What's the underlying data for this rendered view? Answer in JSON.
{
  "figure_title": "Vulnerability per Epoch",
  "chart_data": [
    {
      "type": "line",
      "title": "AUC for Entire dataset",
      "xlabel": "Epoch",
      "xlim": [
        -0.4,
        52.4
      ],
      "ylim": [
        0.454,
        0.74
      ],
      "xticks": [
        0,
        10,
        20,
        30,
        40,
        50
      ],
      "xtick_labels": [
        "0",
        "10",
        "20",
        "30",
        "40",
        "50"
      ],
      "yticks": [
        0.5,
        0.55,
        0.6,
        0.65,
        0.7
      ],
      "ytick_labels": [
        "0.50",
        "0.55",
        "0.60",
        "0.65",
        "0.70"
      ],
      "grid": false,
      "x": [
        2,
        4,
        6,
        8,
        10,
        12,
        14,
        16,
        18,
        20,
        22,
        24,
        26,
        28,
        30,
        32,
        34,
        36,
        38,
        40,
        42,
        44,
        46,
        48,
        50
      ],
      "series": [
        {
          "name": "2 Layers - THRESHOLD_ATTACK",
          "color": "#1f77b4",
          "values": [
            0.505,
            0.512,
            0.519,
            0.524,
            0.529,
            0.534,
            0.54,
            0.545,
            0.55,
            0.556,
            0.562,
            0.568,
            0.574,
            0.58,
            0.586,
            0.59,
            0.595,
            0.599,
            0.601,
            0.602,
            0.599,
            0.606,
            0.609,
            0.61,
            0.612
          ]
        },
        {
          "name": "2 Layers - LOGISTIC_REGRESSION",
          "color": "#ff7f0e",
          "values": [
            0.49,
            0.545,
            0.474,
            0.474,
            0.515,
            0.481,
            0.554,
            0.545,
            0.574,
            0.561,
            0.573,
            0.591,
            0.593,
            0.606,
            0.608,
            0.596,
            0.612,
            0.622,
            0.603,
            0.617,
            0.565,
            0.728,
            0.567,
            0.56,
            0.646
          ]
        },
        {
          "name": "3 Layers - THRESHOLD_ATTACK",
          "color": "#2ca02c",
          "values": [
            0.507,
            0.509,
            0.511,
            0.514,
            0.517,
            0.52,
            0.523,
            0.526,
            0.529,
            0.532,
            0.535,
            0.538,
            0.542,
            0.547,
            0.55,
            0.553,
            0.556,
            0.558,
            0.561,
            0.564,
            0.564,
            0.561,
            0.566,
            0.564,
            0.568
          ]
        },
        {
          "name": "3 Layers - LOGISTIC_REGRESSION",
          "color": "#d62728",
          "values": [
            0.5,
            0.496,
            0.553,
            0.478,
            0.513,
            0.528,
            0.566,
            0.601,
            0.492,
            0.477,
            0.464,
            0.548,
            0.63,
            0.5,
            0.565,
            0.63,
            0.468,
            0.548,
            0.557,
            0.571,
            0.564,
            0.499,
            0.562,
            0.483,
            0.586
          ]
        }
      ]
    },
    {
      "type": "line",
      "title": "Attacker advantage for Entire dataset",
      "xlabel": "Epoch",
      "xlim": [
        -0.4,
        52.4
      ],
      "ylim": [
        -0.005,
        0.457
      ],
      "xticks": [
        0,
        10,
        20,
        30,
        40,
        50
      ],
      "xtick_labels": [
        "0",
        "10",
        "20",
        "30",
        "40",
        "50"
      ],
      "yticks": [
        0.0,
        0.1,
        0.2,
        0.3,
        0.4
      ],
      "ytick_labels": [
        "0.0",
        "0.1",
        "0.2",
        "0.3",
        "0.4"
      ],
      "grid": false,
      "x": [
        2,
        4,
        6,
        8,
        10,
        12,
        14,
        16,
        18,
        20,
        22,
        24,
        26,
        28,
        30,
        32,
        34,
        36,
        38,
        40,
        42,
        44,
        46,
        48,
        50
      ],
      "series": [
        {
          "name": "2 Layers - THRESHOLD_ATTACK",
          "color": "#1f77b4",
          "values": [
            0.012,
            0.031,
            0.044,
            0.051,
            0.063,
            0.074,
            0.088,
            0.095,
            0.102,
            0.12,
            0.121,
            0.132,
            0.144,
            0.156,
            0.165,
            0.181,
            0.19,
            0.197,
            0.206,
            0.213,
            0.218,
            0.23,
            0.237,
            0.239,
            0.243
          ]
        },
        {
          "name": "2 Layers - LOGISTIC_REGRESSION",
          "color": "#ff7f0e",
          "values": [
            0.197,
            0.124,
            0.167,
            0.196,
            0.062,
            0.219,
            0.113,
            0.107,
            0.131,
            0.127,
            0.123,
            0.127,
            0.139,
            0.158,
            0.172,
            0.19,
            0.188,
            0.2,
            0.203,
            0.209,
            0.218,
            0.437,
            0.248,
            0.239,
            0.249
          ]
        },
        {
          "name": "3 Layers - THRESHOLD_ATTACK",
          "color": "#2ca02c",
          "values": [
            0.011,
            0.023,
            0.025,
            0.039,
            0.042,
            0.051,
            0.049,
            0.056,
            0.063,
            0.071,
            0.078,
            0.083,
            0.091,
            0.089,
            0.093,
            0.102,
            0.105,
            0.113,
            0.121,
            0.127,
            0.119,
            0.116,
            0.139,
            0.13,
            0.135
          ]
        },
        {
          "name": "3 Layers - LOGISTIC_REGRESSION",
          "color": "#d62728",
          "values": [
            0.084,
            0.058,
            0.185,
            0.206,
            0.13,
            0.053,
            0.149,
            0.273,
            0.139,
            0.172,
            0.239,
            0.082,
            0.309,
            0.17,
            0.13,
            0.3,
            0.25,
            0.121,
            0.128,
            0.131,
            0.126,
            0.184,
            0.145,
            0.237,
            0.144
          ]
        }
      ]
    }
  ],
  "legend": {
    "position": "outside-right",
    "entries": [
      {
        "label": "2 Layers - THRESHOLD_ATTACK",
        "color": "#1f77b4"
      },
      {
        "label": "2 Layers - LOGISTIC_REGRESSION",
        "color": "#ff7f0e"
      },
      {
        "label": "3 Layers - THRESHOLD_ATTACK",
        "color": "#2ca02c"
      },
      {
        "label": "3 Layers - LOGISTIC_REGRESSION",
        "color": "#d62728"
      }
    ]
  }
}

-=-=-

▶ [Your task]:
Of the lines above, how many include the word "Entire"? Reply with the number alone.

▶ [Task response]:
2